#### [DOCUMENT]
M. Rodenbach. - Messieurs, nous admettons tous le principe de liberté en matière de douane ; les chiffons de lin et de coton sont le seul article qui soit, je ne dirai pas prohibé à la sortie, mais qui paye un droit de sortie très élevé ; il est de 10 fr. les 100 kil., 25 p. c, de la valeur. Ne pourrait-on pas songer à faire disparaître ce droit ? L'Angleterre reçoit le papier fabriqué en Belgique, sans prélever de droit d'entrée.

Il paraît que nos fabricants de papiers font de très bonnes affaires : ils envoient pour plusieurs millions de papiers en Angleterre. Pourquoi dès lors ne pas songer à la classe des marchands qui recueillent les chiffons et qui doivent aussi pouvoir faire quelques bénéfices ? J'appelle donc l'attention de M. le ministre des affaires étrangères sur la convenance qu'il y aurait à supprimer le droit de 25 p. c. à la sortie des chiffons de lin et de coton. Dans l'intérêt du pauvre et des classes peu aisées, cette mesure est commandée.

Maintenir ce droit dans notre tarif me paraît inconciliable avec les principes de liberté et d'équité que nous avons adoptés en matière de douane.

M. David, rapporteur. - La commission aurait pu émettre dans son rapport la même opinion que l'honorable M. Rodenbach. Mais des traités de commerce existent et la commission a pensé que nous ne pouvions pas en brusquer le changement.

D'un autre côté, nous n'avons pas voulu modifier complètement la position des fabricants de papier qui prospèrent et qui tendent de jour en jour à remplacer les chiffons par d'autres matières textiles pouvant produire du papier.

La commission d'industrie, afin de ménager tous les intérêts, a conclu à ce que le droit de sortie disparût en cinq ans, par une diminution de 2 fr. d'année en année, de manière à donner aussi au gouvernement le temps de traiter avec les pays avec lesquels nous avons des conventions commerciales, afin d'obtenir des faveurs sur l'entrée du papier, par exemple, dans les pays où il est encore imposé de droits très élevés.

#### [DONNÉES D'ENTRÉE]

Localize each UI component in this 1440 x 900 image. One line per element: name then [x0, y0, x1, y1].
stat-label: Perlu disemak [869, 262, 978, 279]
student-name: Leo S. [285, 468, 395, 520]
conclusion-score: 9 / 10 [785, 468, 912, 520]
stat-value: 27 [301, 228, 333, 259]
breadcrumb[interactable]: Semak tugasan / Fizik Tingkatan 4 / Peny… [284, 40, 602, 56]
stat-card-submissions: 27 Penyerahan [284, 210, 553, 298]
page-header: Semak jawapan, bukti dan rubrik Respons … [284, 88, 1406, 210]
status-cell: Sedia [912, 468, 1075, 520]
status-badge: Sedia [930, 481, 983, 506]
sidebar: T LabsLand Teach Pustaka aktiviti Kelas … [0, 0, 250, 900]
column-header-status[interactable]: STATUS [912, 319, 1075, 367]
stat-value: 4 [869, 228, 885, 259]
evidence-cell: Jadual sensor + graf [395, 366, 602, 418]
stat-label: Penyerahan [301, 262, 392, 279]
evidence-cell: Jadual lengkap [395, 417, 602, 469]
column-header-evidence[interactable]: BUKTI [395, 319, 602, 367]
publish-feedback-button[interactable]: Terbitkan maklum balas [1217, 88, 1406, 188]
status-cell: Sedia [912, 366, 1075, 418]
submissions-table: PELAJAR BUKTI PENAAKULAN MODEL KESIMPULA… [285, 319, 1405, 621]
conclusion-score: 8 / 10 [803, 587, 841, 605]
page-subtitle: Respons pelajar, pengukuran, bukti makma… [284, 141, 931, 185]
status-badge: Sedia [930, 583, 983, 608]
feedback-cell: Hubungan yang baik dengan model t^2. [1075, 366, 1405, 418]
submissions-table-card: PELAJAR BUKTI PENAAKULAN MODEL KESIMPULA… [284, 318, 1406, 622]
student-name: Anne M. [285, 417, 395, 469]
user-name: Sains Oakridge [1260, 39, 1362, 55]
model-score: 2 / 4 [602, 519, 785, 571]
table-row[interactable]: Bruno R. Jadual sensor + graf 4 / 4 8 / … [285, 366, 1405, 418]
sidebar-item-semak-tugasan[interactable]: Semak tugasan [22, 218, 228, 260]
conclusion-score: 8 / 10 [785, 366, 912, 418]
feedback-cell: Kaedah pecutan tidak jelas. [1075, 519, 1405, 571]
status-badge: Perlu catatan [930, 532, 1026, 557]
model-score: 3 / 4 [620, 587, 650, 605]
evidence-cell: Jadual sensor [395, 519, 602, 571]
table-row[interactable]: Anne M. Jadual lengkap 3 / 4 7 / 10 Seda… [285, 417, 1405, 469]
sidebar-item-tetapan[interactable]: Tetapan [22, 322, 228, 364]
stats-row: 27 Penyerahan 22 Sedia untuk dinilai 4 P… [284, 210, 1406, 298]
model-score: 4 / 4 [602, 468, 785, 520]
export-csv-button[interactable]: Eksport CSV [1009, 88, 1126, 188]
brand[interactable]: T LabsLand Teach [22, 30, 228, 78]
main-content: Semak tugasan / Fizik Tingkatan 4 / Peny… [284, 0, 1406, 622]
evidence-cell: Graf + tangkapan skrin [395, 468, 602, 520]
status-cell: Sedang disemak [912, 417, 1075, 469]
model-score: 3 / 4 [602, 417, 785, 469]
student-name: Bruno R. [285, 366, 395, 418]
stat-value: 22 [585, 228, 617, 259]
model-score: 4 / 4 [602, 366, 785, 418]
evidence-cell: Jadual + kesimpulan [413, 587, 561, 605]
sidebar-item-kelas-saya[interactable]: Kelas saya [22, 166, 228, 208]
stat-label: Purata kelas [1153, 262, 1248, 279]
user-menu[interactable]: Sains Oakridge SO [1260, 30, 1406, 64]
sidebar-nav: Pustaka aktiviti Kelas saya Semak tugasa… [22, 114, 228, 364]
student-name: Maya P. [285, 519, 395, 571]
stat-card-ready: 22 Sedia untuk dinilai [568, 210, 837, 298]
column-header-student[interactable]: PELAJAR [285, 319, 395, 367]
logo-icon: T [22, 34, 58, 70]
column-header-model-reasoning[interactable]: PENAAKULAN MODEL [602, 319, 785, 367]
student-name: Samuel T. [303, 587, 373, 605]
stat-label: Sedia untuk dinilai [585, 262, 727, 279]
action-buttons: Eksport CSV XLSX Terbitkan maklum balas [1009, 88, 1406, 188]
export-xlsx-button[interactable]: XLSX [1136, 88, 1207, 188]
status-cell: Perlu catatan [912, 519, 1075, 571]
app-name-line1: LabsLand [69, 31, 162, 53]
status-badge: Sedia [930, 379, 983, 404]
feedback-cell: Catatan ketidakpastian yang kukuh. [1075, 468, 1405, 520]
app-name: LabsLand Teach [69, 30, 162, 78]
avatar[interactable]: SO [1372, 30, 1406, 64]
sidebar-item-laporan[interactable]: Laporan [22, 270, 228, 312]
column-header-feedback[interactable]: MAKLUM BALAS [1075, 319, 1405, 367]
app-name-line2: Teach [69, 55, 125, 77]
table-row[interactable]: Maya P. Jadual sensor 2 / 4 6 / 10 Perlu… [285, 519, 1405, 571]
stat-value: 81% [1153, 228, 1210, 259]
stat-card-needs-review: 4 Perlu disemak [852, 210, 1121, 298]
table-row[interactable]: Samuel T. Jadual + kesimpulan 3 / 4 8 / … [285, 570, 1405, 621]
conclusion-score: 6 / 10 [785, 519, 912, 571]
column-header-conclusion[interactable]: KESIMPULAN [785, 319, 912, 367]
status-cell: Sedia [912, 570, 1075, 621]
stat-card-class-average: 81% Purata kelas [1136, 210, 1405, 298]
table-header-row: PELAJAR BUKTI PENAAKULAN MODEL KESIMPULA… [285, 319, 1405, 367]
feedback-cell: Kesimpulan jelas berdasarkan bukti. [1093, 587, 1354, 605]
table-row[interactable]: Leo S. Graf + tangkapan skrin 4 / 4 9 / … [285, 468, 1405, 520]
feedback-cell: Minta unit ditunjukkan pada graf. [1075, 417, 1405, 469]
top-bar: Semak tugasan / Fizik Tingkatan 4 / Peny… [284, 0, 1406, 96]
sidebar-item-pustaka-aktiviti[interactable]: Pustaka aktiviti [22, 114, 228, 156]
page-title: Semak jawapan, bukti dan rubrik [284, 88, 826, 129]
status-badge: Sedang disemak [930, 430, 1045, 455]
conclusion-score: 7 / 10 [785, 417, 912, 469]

#### [À FAIRE]
A. Relevez toutes les lignes de la liste qui contiennent la chaîne « Perlu », en tenant compte de la casse.
B. Veuillez rédiger la suite du débat sur le droit de sortie des chiffons à partir de sa dernière phrase.

#### [RÉPONSES RÉDIGÉES]
A.
stat-label: Perlu disemak [869, 262, 978, 279]
status-badge: Perlu catatan [930, 532, 1026, 557]
status-cell: Perlu catatan [912, 519, 1075, 571]
table-row[interactable]: Maya P. Jadual sensor 2 / 4 6 / 10 Perlu… [285, 519, 1405, 571]
stat-card-needs-review: 4 Perlu disemak [852, 210, 1121, 298]

B.
La commission d'industrie a pensé que le gouvernement pourrait obtenir ce résultat, puisque la France, qui vient de conclure un traité de commerce avec la Suisse, a établi que, pour 1869, il n'y aurait plus réciproquement qu'un droit de sortie de 4 fr. sur les chiffons. C'est arriver bien près de la suppression complète du droit de sortie, et il est indubitable que, prochainement, ces droits disparaîtront d'un pays à l'autre.

M. Coomans. - Il me semble que le gouvernement aurait un mot à dire dans cette affaire. La commission d'industrie ne fait pas de lois ; elle ne les interprète même pas, et il ne peut pas suffire d'une déclaration de sa part.

En ce qui me concerne, j'ai exprimé plusieurs fois ma surprise et le chagrin que j'éprouve de voir les plus beaux principes fléchir sans motif grave devant de petites considérations d'intérêt matériel ou personnel. Depuis si longtemps que la Chambre s'occupe des chiffons, je ne suis pas encore parvenu, à comprendre les motifs de l'interdiction que nous maintenons à la sortie (interruption), interdiction en réalité, quoique masquée sous un droit de sortie.

On prétend qu'il s'agit de sauvegarder les intérêts des fabricants de papier. Ces intérêts sont respectables, je suis de ceux qui les comprennent plus spécialement. Mais il y a d'autres intérêts qui ne sont pas moins respectables et que notre devoir est de respecter.

J'ai déjà eu l'honneur de présenter cette observation à la Chambre, le chiffon est la propriété du pauvre ; c'est quasi la seule propriété du pauvre. Vous l'expropriez sans indemnité aucune. Au profit de qui ? Au profit des fabricants de papier, peut-être au profit du consommateur, ce qui n'est pas démontré, mais à coup sûr au détriment des propriétaires de chiffons.

En avez-vous le droit ? Non, vous n'avez pas le droit d'établir cette illégalité devant la loi des douanes. L'inégalité des Belges devant la loi des douanes n'a été que trop longue et que trop injuste. Elle a presque complètement cessé. Je voudrais qu'elle cessât entièrement.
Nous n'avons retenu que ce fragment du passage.